# [EXERCISE AIM]
In the travel account below, condense the paragraph beginning "Our goal today is" into a short bulleted list that keeps its main facts.
-- START OF GIVEN PASSAGE --
Our goal today is to visit several small medieval and renaissance towns. Our first stop is in Ceski Krumlov. Beautiful but very touristy. It is disappointing to see that others have discovered it already. A couple of hours, an inexpensive lunch in a café, and we have enough. I buy myself a souvenir: a couple of hand-made wooden puppets. Time to go.

The next stop is Ceskie Budejovice. The main square is expansive. It reminds me of Krakow, but not as beautiful. Soon after that we arrive in Trebon. By now, the images begin to blend into each other. Similar pastel colored or red bricked renaissance buildings, old churches. We are doing too much for one day. These towns should not be looked at but rather taken in. We should stop for a day or two, but we do not have the time. And the evenings are so cold that we would not be able to stroll well into the night on the quiet streets, which is what one should to here.

My favorite town today is Tabor. This small Renaissance town is simultaneously undiscovered and renovated; a perfect combination. We arrive here in the early evening light, the best type for seeing buildings and their long shadows. We have dinner in a still warm fading sunshine on a veranda of a lively local establishment named Havana. The waiter is surly and makes no eye contact. It the coming days we will see many people in the Czech service industry who are made according the same blueprint as this man. They are decidedly unsmiling and ostentatiously uninterested in making any personal contact with their customers. We wonder whether this is a national character or simply a legacy of the communist past. My hypothesis is that it is the former, but this is only a hypothesis. I will have to ask Tanya about it when I return to Clark.

The menu in this restaurant is what I call a post-communist-small-town-cosmopolitan. The dishes seem to be taken from a random collection of menus from around the world. A dish described as Cuban-Thai chicken prepared in Chinese style sounds intriguing, but we have no courage to order it. In any case, I am in the mood for vegetarian cuisine, so I order spinach burrito. This dish turns out to be a mildly successful but otherwise familiar burrito without a sauce or spices, filled up with a pound or so of cooked spinach. I love spinach, so this is doable, but I must admit that I probably never consumed so much spinach in one sitting. Philip’s meat burrito is quite tasty.

From my table I watch four teenage boys slowly moving towards the center of the market square. One of the boys looks very drunk. They are practically dragging him. At some point one of the youths picks the drunken friend up and caries him in his arms towards the statue (or is it a fountain?) in the center of the square. They all sit down, and the drunkard instantly falls asleep with his head on a friend’s lap. There is something very tender about the way these friends take care of their young liability. I am very curious to know the end of this little story unfolding here, but it is time for us to move on.

We arrive in Prague at 8:30 and Philip, with his genus for orienting himself in foreign cities, finds the hotel in no time. We even find parking on the street. The hotel is a disappointment. It feels like a Motel 6 in a small American town. Except that we are paying European prices. It is further from the center than we thought. The electric outlet in the bathroom does not work; the night light misses a light bulb, and the rug of suspicious cleanliness. For a day afterwards this hotel bothers me a lot, but eventually I get over it.
-- END OF GIVEN PASSAGE --
-- START OF SUPPLIED DATA --
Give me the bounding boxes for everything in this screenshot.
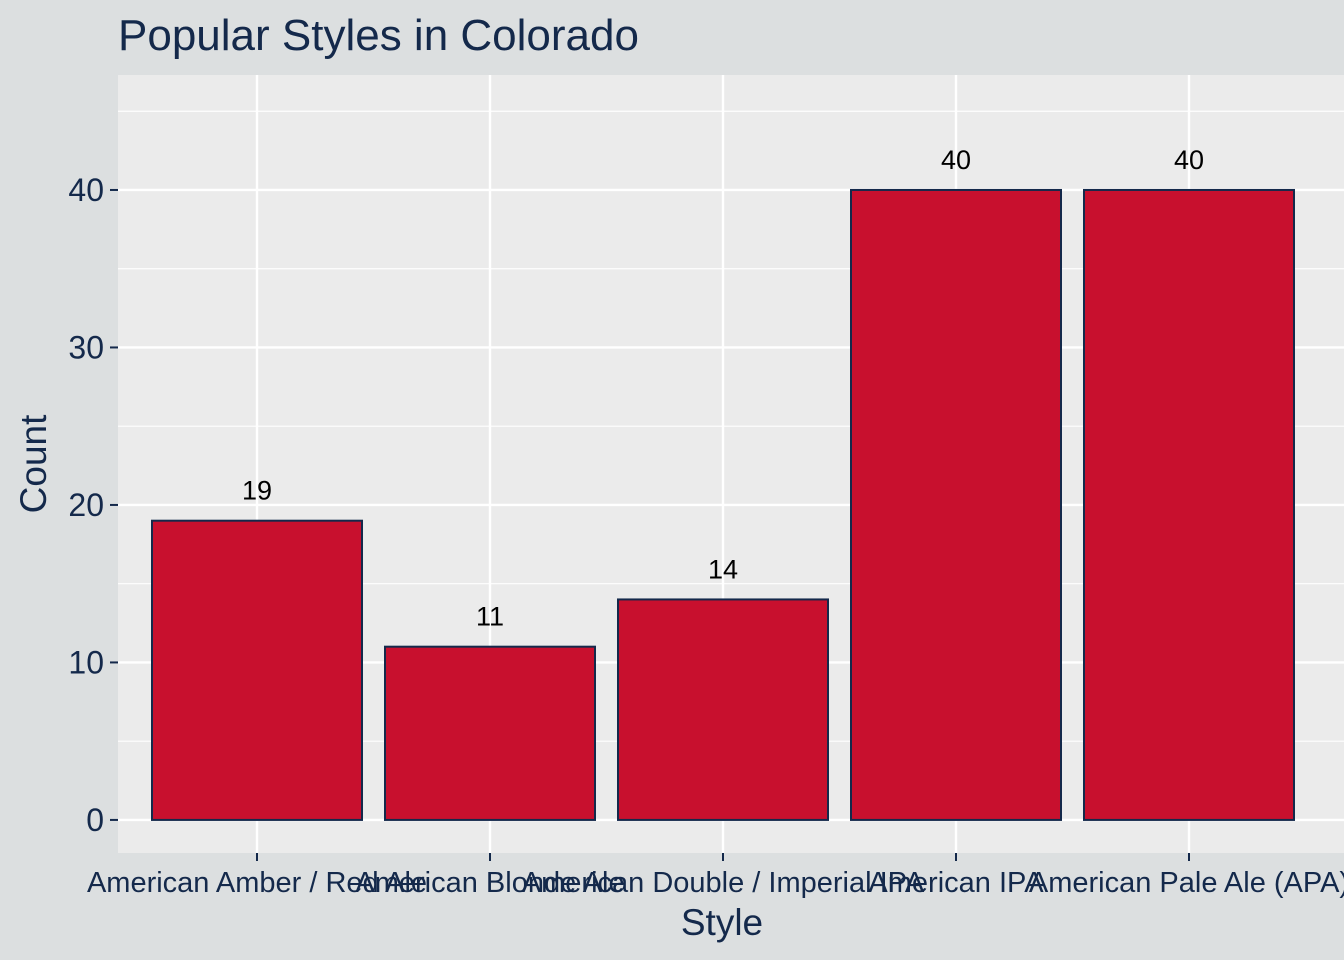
bars [151, 188, 1295, 821]
bar-1 [384, 645, 596, 821]
bar-3 [850, 188, 1062, 821]
chart-title: Popular Styles in Colorado [118, 11, 639, 60]
data-label-4: 40 [1174, 145, 1204, 175]
data-label-2: 14 [708, 554, 738, 584]
y-tick-label-4: 40 [68, 172, 104, 208]
data-label-0: 19 [242, 476, 272, 506]
y-tick-label-3: 30 [68, 329, 104, 365]
data-label-1: 11 [476, 602, 504, 632]
x-tick-label-4: American Pale Ale (APA) [1029, 867, 1344, 899]
x-tick-label-2: American Double / Imperial IPA [522, 867, 925, 899]
y-axis-title: Count [13, 414, 54, 513]
x-axis-title: Style [681, 902, 763, 943]
y-tick-label-2: 20 [68, 487, 104, 523]
bar-2 [617, 598, 829, 821]
x-tick-label-1: American Blonde Ale [355, 867, 624, 899]
data-labels: 19 11 14 40 40 [242, 145, 1204, 632]
data-label-3: 40 [941, 145, 971, 175]
bar-0 [151, 519, 363, 821]
bar-4 [1083, 188, 1295, 821]
y-tick-label-0: 0 [86, 802, 104, 838]
y-axis: 0 10 20 30 40 [68, 172, 118, 838]
y-tick-label-1: 10 [68, 644, 104, 680]
x-tick-label-0: American Amber / Red Ale [87, 867, 427, 899]
x-tick-label-3: American IPA [868, 867, 1044, 899]
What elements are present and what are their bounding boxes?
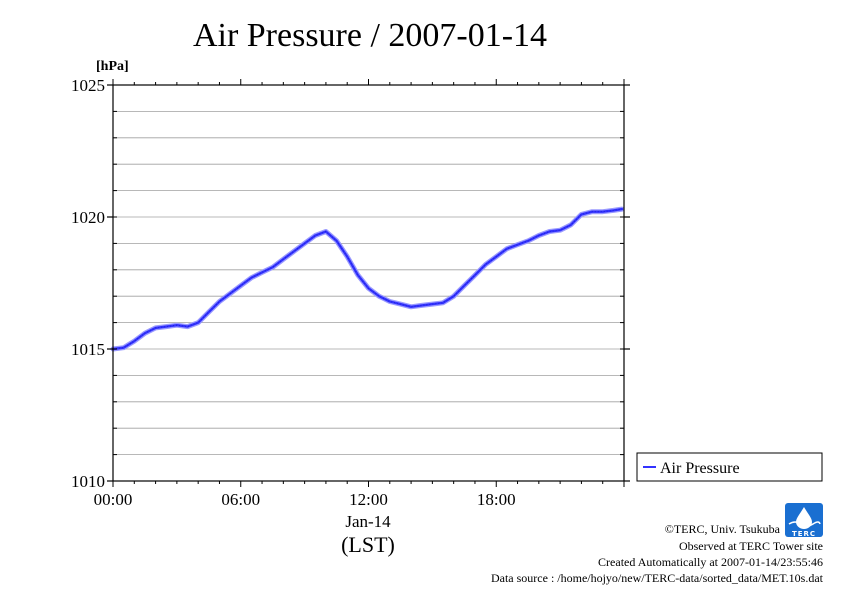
series-sample-dots [112, 208, 622, 350]
legend-box [636, 452, 823, 482]
y-axis-unit-label: [hPa] [96, 59, 129, 74]
x-tick-label: 12:00 [349, 490, 388, 509]
credit-observed-site: Observed at TERC Tower site [679, 539, 823, 553]
series-line-halo [110, 206, 625, 352]
credit-created-time: Created Automatically at 2007-01-14/23:5… [598, 555, 823, 569]
chart-title: Air Pressure / 2007-01-14 [193, 17, 547, 54]
wave-icon [788, 521, 821, 527]
plot-frame [112, 84, 625, 482]
x-tick-label: 06:00 [221, 490, 260, 509]
y-tick-label: 1025 [71, 76, 105, 95]
x-tick-label: 00:00 [94, 490, 133, 509]
series-layer [110, 206, 625, 352]
x-tick-label: 18:00 [477, 490, 516, 509]
legend-entry-air-pressure: Air Pressure [660, 460, 740, 477]
x-axis-title: (LST) [341, 532, 395, 557]
axis-tick-labels: 1010 1015 1020 1025 00:00 06:00 12:00 18:00 [71, 76, 516, 509]
grid-lines [113, 111, 624, 456]
credit-copyright: ©TERC, Univ. Tsukuba [665, 522, 781, 536]
terc-logo: TERC [785, 503, 823, 538]
x-axis-date-label: Jan-14 [345, 512, 391, 531]
y-tick-label: 1010 [71, 472, 105, 491]
y-tick-label: 1020 [71, 208, 105, 227]
credit-data-source: Data source : /home/hojyo/new/TERC-data/… [491, 571, 824, 585]
logo-text: TERC [792, 530, 816, 538]
y-tick-label: 1015 [71, 340, 105, 359]
axis-ticks [107, 79, 630, 487]
legend: Air Pressure [636, 452, 823, 482]
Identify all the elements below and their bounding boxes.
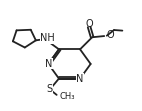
Text: N: N: [45, 59, 52, 69]
Text: O: O: [106, 30, 114, 40]
Text: CH₃: CH₃: [60, 92, 75, 101]
Text: N: N: [76, 74, 84, 84]
Text: S: S: [47, 84, 53, 94]
Text: NH: NH: [40, 33, 55, 44]
Text: O: O: [85, 19, 93, 29]
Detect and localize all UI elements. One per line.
-- END OF SUPPLIED DATA --
# [RESPONSE TO THE EXERCISE]
- Goal for the day: visit several small medieval and renaissance towns.
- First stop: Ceski Krumlov, which is beautiful but very touristy and already discovered by others.
- A couple of hours there and an inexpensive café lunch prove enough.
- Souvenir bought: a couple of hand-made wooden puppets.